[Begin MATERIAL FOR THIS EXERCISE]

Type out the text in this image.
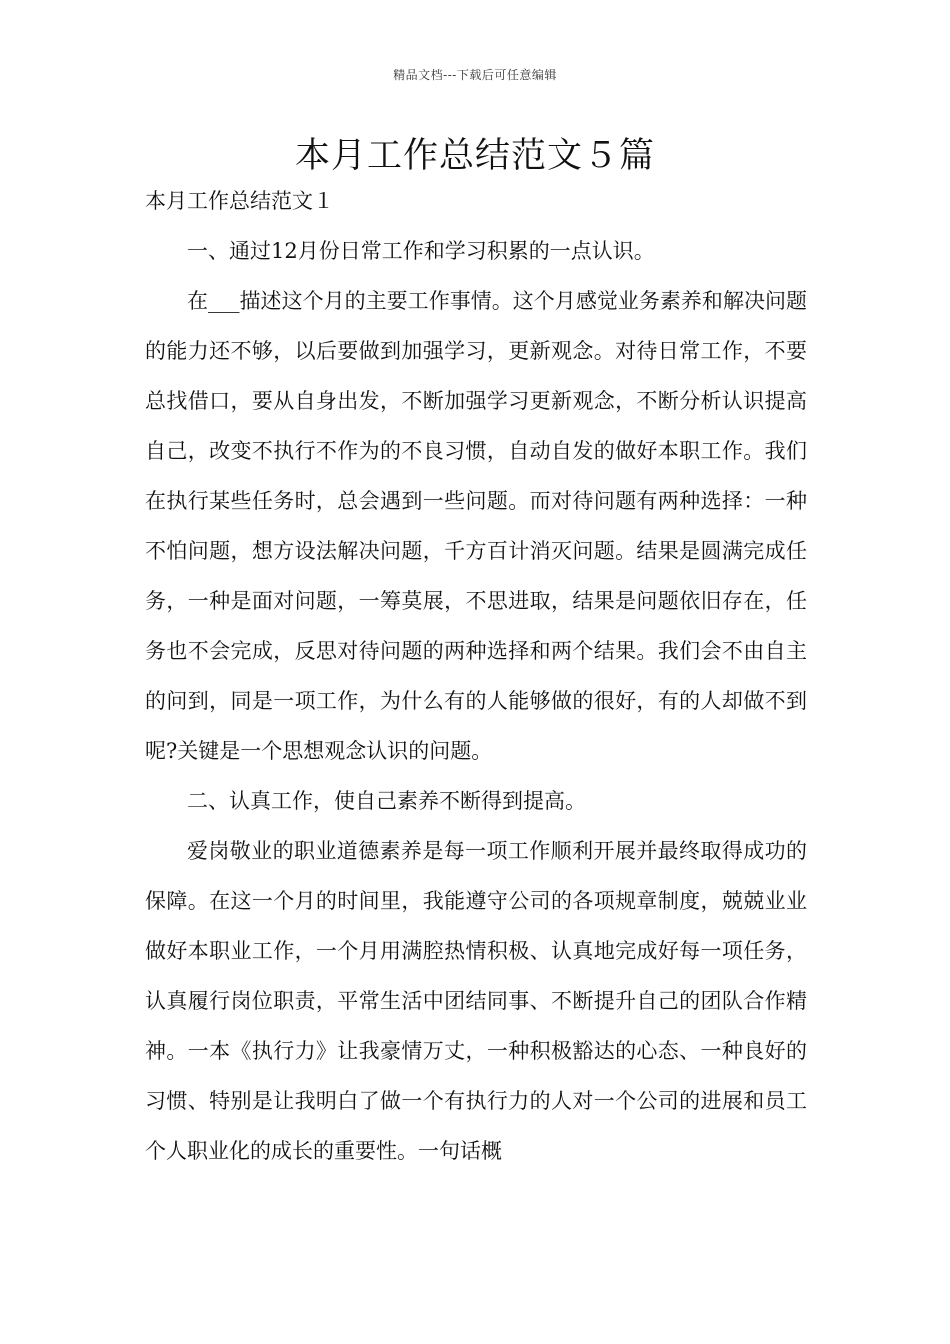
精品文档---下载后可任意编辑
本月工作总结范文５篇

本月工作总结范文１

一、通过12月份日常工作和学习积累的一点认识。

在___描述这个月的主要工作事情。这个月感觉业务素养和解决问题的能力还不够，以后要做到加强学习，更新观念。对待日常工作，不要总找借口，要从自身出发，不断加强学习更新观念，不断分析认识提高自己，改变不执行不作为的不良习惯，自动自发的做好本职工作。我们在执行某些任务时，总会遇到一些问题。而对待问题有两种选择：一种不怕问题，想方设法解决问题，千方百计消灭问题。结果是圆满完成任务，一种是面对问题，一筹莫展，不思进取，结果是问题依旧存在，任务也不会完成，反思对待问题的两种选择和两个结果。我们会不由自主的问到，同是一项工作，为什么有的人能够做的很好，有的人却做不到呢?关键是一个思想观念认识的问题。

二、认真工作，使自己素养不断得到提高。

爱岗敬业的职业道德素养是每一项工作顺利开展并最终取得成功的保障。在这一个月的时间里，我能遵守公司的各项规章制度，兢兢业业做好本职业工作，一个月用满腔热情积极、认真地完成好每一项任务，认真履行岗位职责，平常生活中团结同事、不断提升自己的团队合作精神。一本《执行力》让我豪情万丈，一种积极豁达的心态、一种良好的习惯、特别是让我明白了做一个有执行力的人对一个公司的进展和员工个人职业化的成长的重要性。一句话概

[End MATERIAL FOR THIS EXERCISE]

• REQUEST: Keep the pictures out and write out the records exactly.

• ANSWER TO THE TASK:
Type out the text in this image.
精品文档---下载后可任意编辑
本月工作总结范文５篇

本月工作总结范文１

一、通过12月份日常工作和学习积累的一点认识。

在___描述这个月的主要工作事情。这个月感觉业务素养和解决问题的能力还不够，以后要做到加强学习，更新观念。对待日常工作，不要总找借口，要从自身出发，不断加强学习更新观念，不断分析认识提高自己，改变不执行不作为的不良习惯，自动自发的做好本职工作。我们在执行某些任务时，总会遇到一些问题。而对待问题有两种选择：一种不怕问题，想方设法解决问题，千方百计消灭问题。结果是圆满完成任务，一种是面对问题，一筹莫展，不思进取，结果是问题依旧存在，任务也不会完成，反思对待问题的两种选择和两个结果。我们会不由自主的问到，同是一项工作，为什么有的人能够做的很好，有的人却做不到呢?关键是一个思想观念认识的问题。

二、认真工作，使自己素养不断得到提高。

爱岗敬业的职业道德素养是每一项工作顺利开展并最终取得成功的保障。在这一个月的时间里，我能遵守公司的各项规章制度，兢兢业业做好本职业工作，一个月用满腔热情积极、认真地完成好每一项任务，认真履行岗位职责，平常生活中团结同事、不断提升自己的团队合作精神。一本《执行力》让我豪情万丈，一种积极豁达的心态、一种良好的习惯、特别是让我明白了做一个有执行力的人对一个公司的进展和员工个人职业化的成长的重要性。一句话概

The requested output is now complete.